(Stored items)
· · · ·
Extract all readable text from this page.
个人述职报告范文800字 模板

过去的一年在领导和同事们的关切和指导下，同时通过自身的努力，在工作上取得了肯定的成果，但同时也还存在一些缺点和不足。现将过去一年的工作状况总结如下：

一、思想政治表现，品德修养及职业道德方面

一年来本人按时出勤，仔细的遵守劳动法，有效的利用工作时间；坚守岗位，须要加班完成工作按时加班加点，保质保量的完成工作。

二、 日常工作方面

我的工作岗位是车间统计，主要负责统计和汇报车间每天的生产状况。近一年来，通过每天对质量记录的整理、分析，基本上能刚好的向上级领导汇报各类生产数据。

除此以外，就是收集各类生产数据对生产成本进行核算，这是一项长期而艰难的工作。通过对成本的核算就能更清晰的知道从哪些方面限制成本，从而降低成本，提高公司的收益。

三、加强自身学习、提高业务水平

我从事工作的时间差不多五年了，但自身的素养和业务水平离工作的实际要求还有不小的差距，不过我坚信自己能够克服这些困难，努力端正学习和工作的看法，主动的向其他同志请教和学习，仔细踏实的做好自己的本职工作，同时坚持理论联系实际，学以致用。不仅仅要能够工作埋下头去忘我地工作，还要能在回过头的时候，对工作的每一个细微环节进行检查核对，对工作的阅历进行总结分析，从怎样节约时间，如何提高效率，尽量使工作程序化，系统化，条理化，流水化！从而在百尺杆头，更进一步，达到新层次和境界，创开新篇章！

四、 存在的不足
· · · ·
:: Directive ::
Transcribe the material exactly as it reads.

:: Response to this exercise ::
Extract all readable text from this page.
个人述职报告范文800字 模板

过去的一年在领导和同事们的关切和指导下，同时通过自身的努力，在工作上取得了肯定的成果，但同时也还存在一些缺点和不足。现将过去一年的工作状况总结如下：

一、思想政治表现，品德修养及职业道德方面

一年来本人按时出勤，仔细的遵守劳动法，有效的利用工作时间；坚守岗位，须要加班完成工作按时加班加点，保质保量的完成工作。

二、 日常工作方面

我的工作岗位是车间统计，主要负责统计和汇报车间每天的生产状况。近一年来，通过每天对质量记录的整理、分析，基本上能刚好的向上级领导汇报各类生产数据。

除此以外，就是收集各类生产数据对生产成本进行核算，这是一项长期而艰难的工作。通过对成本的核算就能更清晰的知道从哪些方面限制成本，从而降低成本，提高公司的收益。

三、加强自身学习、提高业务水平

我从事工作的时间差不多五年了，但自身的素养和业务水平离工作的实际要求还有不小的差距，不过我坚信自己能够克服这些困难，努力端正学习和工作的看法，主动的向其他同志请教和学习，仔细踏实的做好自己的本职工作，同时坚持理论联系实际，学以致用。不仅仅要能够工作埋下头去忘我地工作，还要能在回过头的时候，对工作的每一个细微环节进行检查核对，对工作的阅历进行总结分析，从怎样节约时间，如何提高效率，尽量使工作程序化，系统化，条理化，流水化！从而在百尺杆头，更进一步，达到新层次和境界，创开新篇章！

四、 存在的不足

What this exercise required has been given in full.